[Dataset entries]
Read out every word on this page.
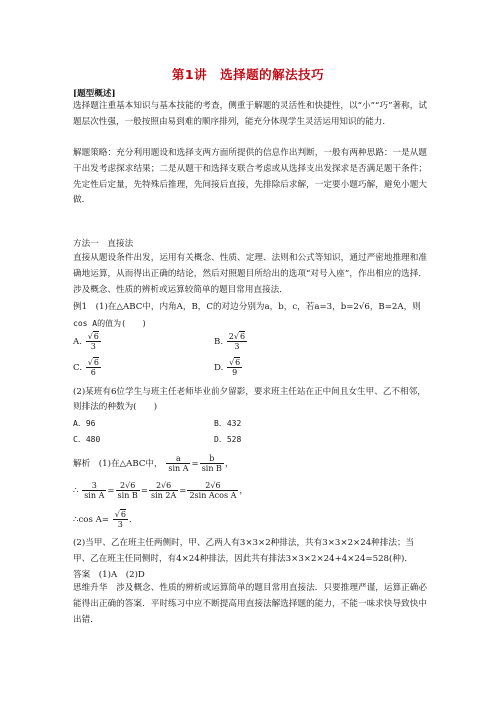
第1讲　选择题的解法技巧
[题型概述]
选择题注重基本知识与基本技能的考查，侧重于解题的灵活性和快捷性，以“小”“巧”著称，试题层次性强，一般按照由易到难的顺序排列，能充分体现学生灵活运用知识的能力．
解题策略：充分利用题设和选择支两方面所提供的信息作出判断，一般有两种思路：一是从题干出发考虑探求结果；二是从题干和选择支联合考虑或从选择支出发探求是否满足题干条件；先定性后定量，先特殊后推理，先间接后直接，先排除后求解，一定要小题巧解，避免小题大做．
方法一　直接法
直接从题设条件出发，运用有关概念、性质、定理、法则和公式等知识，通过严密地推理和准确地运算，从而得出正确的结论，然后对照题目所给出的选项“对号入座”，作出相应的选择．涉及概念、性质的辨析或运算较简单的题目常用直接法．
例1　(1)在△ABC中，内角A，B，C的对边分别为a，b，c，若a=3，b=2√6，B=2A，则
cos A的值为(　　)
A. $\frac{√6}{3}$	B. $\frac{2√6}{3}$
C. $\frac{√6}{6}$	D. $\frac{√6}{9}$
(2)某班有6位学生与班主任老师毕业前夕留影，要求班主任站在正中间且女生甲、乙不相邻，
则排法的种数为(　　)
A．96	B．432
C．480	D．528
解析　(1)在△ABC中， $\frac{a}{\text{sin A}} = \frac{b}{\text{sin B}}$ ，
∴ $\frac{3}{\text{sin A}} = \frac{2√6}{\text{sin B}} = \frac{2√6}{\sin 2A} = \frac{2√6}{\text{2sin Acos A}}$ ，
∴cos $A= \frac{√6}{3}$ ．
(2)当甲、乙在班主任两侧时，甲、乙两人有3×3×2种排法，共有3×3×2×24种排法；当
甲、乙在班主任同侧时，有4×24种排法，因此共有排法3×3×2×24+4×24=528(种)．
答案　(1)A　(2)D
思维升华　涉及概念、性质的辨析或运算简单的题目常用直接法．只要推理严谨，运算正确必能得出正确的答案．平时练习中应不断提高用直接法解选择题的能力，不能一味求快导致快中出错．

PROBLEM STATEMENT
Exactly as written, return every line of the listing, but not the pictures.

RESPONSE TO THIS EXERCISE
Read out every word on this page.
第1讲　选择题的解法技巧
[题型概述]
选择题注重基本知识与基本技能的考查，侧重于解题的灵活性和快捷性，以“小”“巧”著称，试题层次性强，一般按照由易到难的顺序排列，能充分体现学生灵活运用知识的能力．
解题策略：充分利用题设和选择支两方面所提供的信息作出判断，一般有两种思路：一是从题干出发考虑探求结果；二是从题干和选择支联合考虑或从选择支出发探求是否满足题干条件；先定性后定量，先特殊后推理，先间接后直接，先排除后求解，一定要小题巧解，避免小题大做．
方法一　直接法
直接从题设条件出发，运用有关概念、性质、定理、法则和公式等知识，通过严密地推理和准确地运算，从而得出正确的结论，然后对照题目所给出的选项“对号入座”，作出相应的选择．涉及概念、性质的辨析或运算较简单的题目常用直接法．
例1　(1)在△ABC中，内角A，B，C的对边分别为a，b，c，若a=3，b=2√6，B=2A，则
cos A的值为(　　)
A. $\frac{√6}{3}$	B. $\frac{2√6}{3}$
C. $\frac{√6}{6}$	D. $\frac{√6}{9}$
(2)某班有6位学生与班主任老师毕业前夕留影，要求班主任站在正中间且女生甲、乙不相邻，
则排法的种数为(　　)
A．96	B．432
C．480	D．528
解析　(1)在△ABC中， $\frac{a}{\text{sin A}} = \frac{b}{\text{sin B}}$ ，
∴ $\frac{3}{\text{sin A}} = \frac{2√6}{\text{sin B}} = \frac{2√6}{\sin 2A} = \frac{2√6}{\text{2sin Acos A}}$ ，
∴cos $A= \frac{√6}{3}$ ．
(2)当甲、乙在班主任两侧时，甲、乙两人有3×3×2种排法，共有3×3×2×24种排法；当
甲、乙在班主任同侧时，有4×24种排法，因此共有排法3×3×2×24+4×24=528(种)．
答案　(1)A　(2)D
思维升华　涉及概念、性质的辨析或运算简单的题目常用直接法．只要推理严谨，运算正确必能得出正确的答案．平时练习中应不断提高用直接法解选择题的能力，不能一味求快导致快中出错．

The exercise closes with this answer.